/---
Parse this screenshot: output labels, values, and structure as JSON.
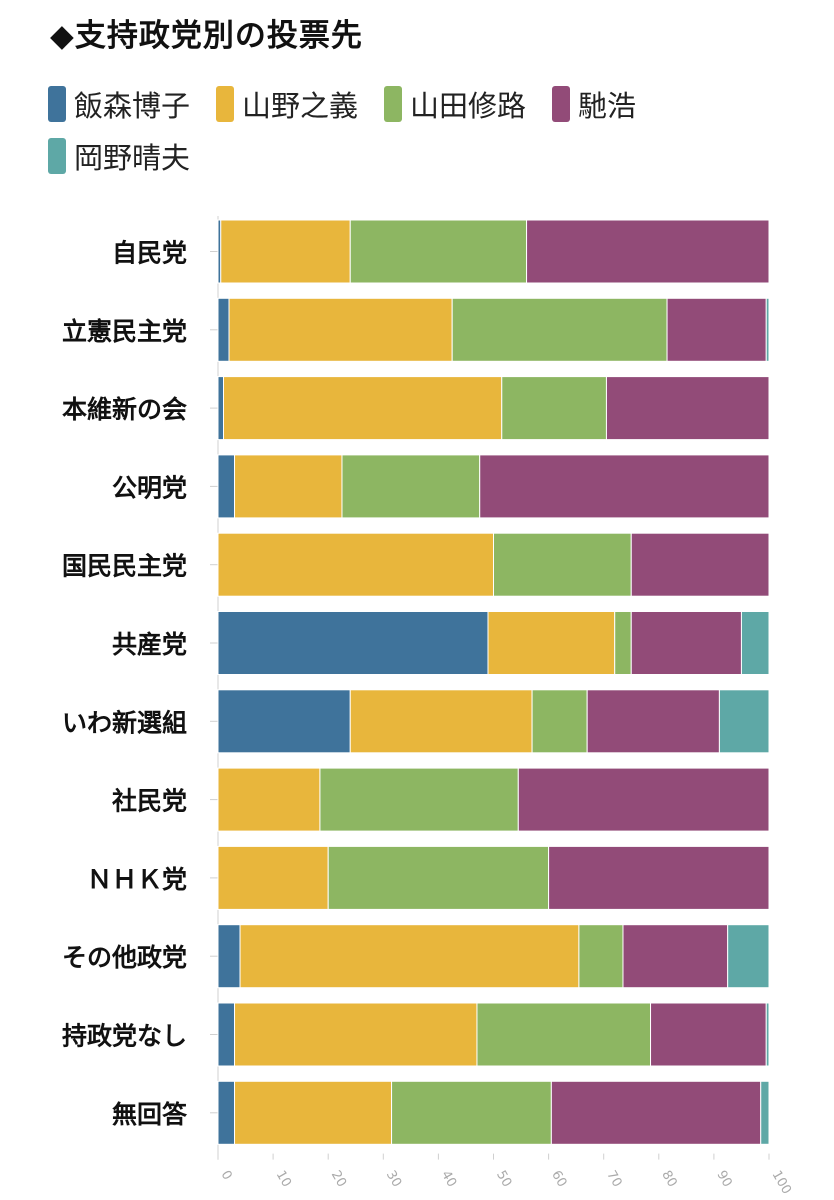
{
  "chart_data": {
    "type": "bar",
    "orientation": "horizontal",
    "stacked": true,
    "title": "◆支持政党別の投票先",
    "categories": [
      "自民党",
      "立憲民主党",
      "本維新の会",
      "公明党",
      "国民民主党",
      "共産党",
      "いわ新選組",
      "社民党",
      "ＮＨＫ党",
      "その他政党",
      "持政党なし",
      "無回答"
    ],
    "series": [
      {
        "name": "飯森博子",
        "color": "#3f739b",
        "values": [
          0.5,
          2,
          1,
          3,
          0,
          49,
          24,
          0,
          0,
          4,
          3,
          3
        ]
      },
      {
        "name": "山野之義",
        "color": "#e8b63c",
        "values": [
          23.5,
          40.5,
          50.5,
          19.5,
          50,
          23,
          33,
          18.5,
          20,
          61.5,
          44,
          28.5
        ]
      },
      {
        "name": "山田修路",
        "color": "#8db662",
        "values": [
          32,
          39,
          19,
          25,
          25,
          3,
          10,
          36,
          40,
          8,
          31.5,
          29
        ]
      },
      {
        "name": "馳浩",
        "color": "#924b78",
        "values": [
          44,
          18,
          29.5,
          52.5,
          25,
          20,
          24,
          45.5,
          40,
          19,
          21,
          38
        ]
      },
      {
        "name": "岡野晴夫",
        "color": "#5ea8a6",
        "values": [
          0,
          0.5,
          0,
          0,
          0,
          5,
          9,
          0,
          0,
          7.5,
          0.5,
          1.5
        ]
      }
    ],
    "xlim": [
      0,
      100
    ],
    "xticks": [
      0,
      10,
      20,
      30,
      40,
      50,
      60,
      70,
      80,
      90,
      100
    ],
    "legend_position": "top-left"
  }
}
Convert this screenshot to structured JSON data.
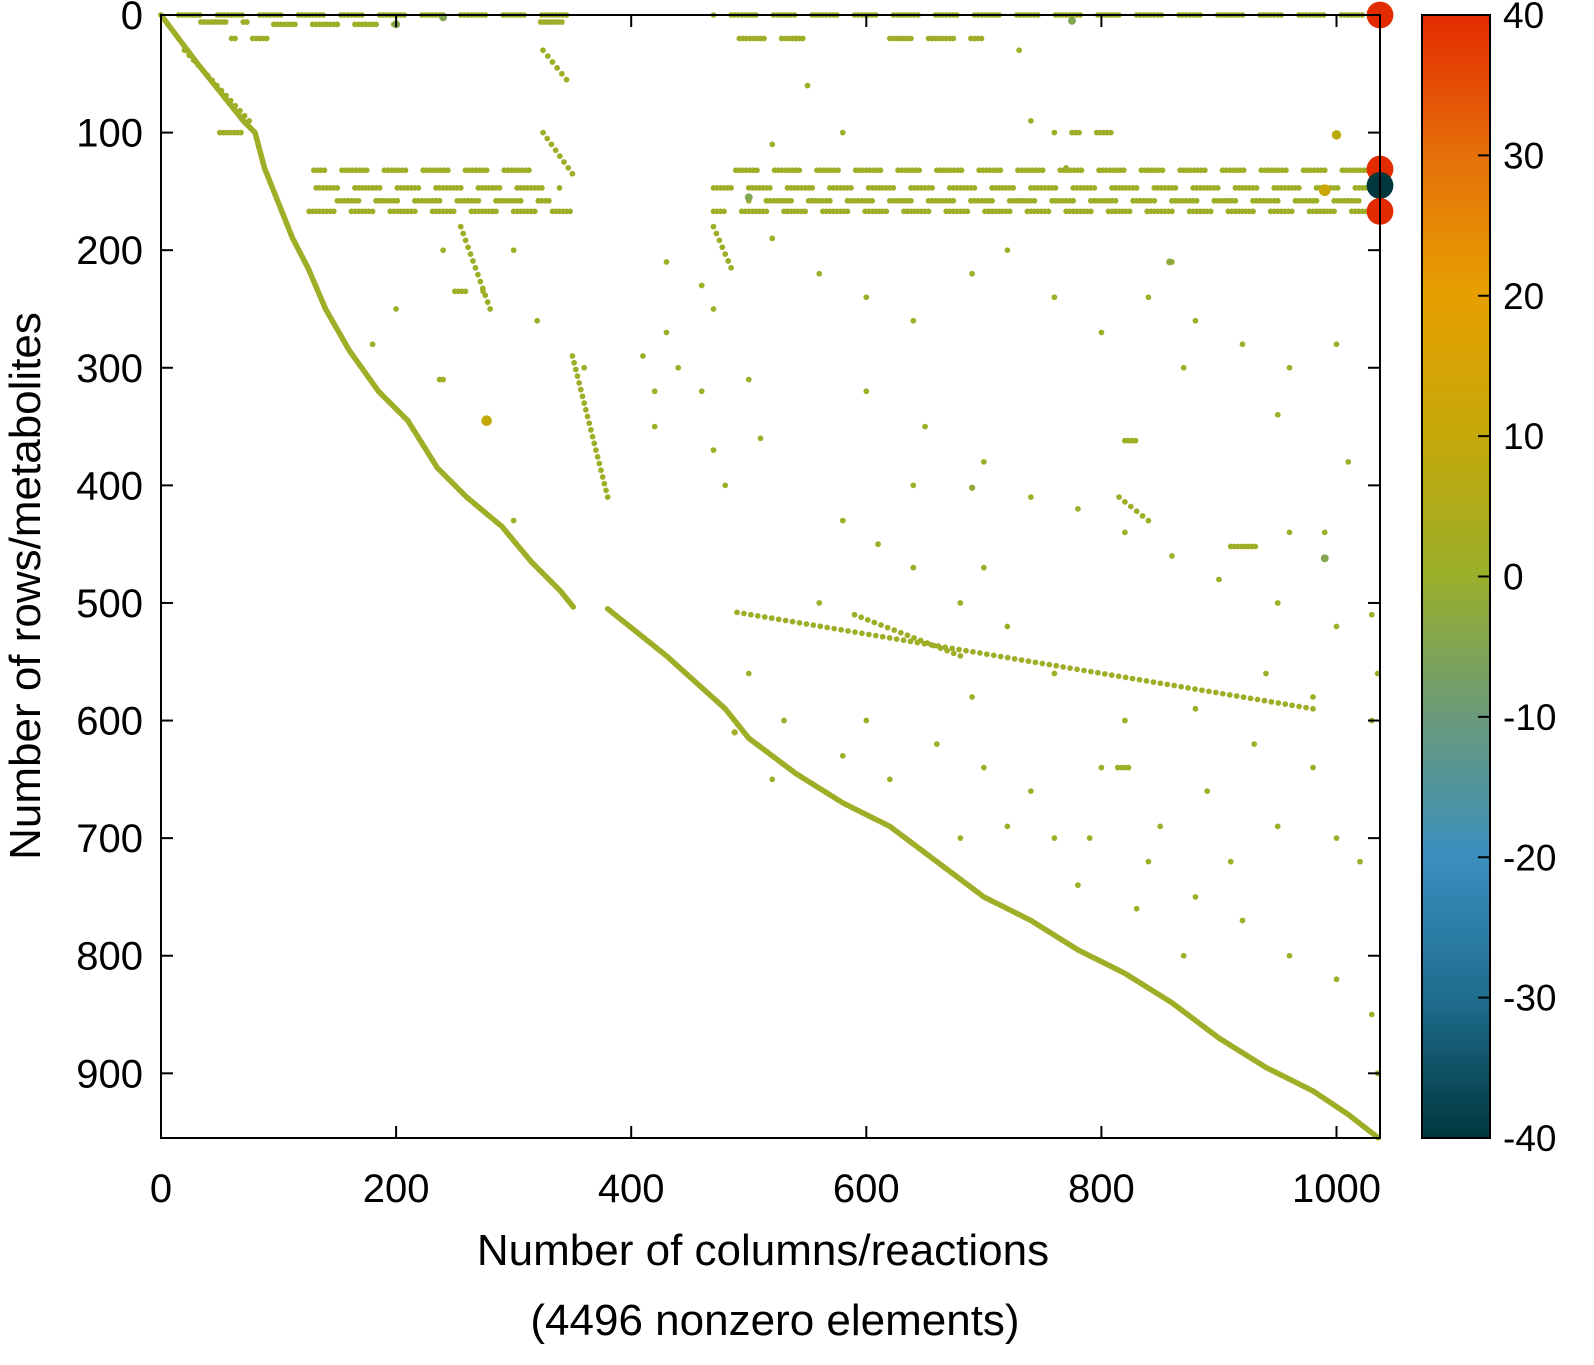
\---
- **PROBLEM DETAILS**
Will you restate every entry word for word and omit the images?

- **TASK RESPONSE**
Parse this screenshot: output labels, values, and structure as JSON.
{
  "chart_data": {
    "type": "bar",
    "orientation": "horizontal",
    "stacked": true,
    "title": "◆支持政党別の投票先",
    "categories": [
      "自民党",
      "立憲民主党",
      "本維新の会",
      "公明党",
      "国民民主党",
      "共産党",
      "いわ新選組",
      "社民党",
      "ＮＨＫ党",
      "その他政党",
      "持政党なし",
      "無回答"
    ],
    "series": [
      {
        "name": "飯森博子",
        "color": "#3f739b",
        "values": [
          0.5,
          2,
          1,
          3,
          0,
          49,
          24,
          0,
          0,
          4,
          3,
          3
        ]
      },
      {
        "name": "山野之義",
        "color": "#e8b63c",
        "values": [
          23.5,
          40.5,
          50.5,
          19.5,
          50,
          23,
          33,
          18.5,
          20,
          61.5,
          44,
          28.5
        ]
      },
      {
        "name": "山田修路",
        "color": "#8db662",
        "values": [
          32,
          39,
          19,
          25,
          25,
          3,
          10,
          36,
          40,
          8,
          31.5,
          29
        ]
      },
      {
        "name": "馳浩",
        "color": "#924b78",
        "values": [
          44,
          18,
          29.5,
          52.5,
          25,
          20,
          24,
          45.5,
          40,
          19,
          21,
          38
        ]
      },
      {
        "name": "岡野晴夫",
        "color": "#5ea8a6",
        "values": [
          0,
          0.5,
          0,
          0,
          0,
          5,
          9,
          0,
          0,
          7.5,
          0.5,
          1.5
        ]
      }
    ],
    "xlim": [
      0,
      100
    ],
    "xticks": [
      0,
      10,
      20,
      30,
      40,
      50,
      60,
      70,
      80,
      90,
      100
    ],
    "legend_position": "top-left"
  }
}
Convert this screenshot to structured JSON data.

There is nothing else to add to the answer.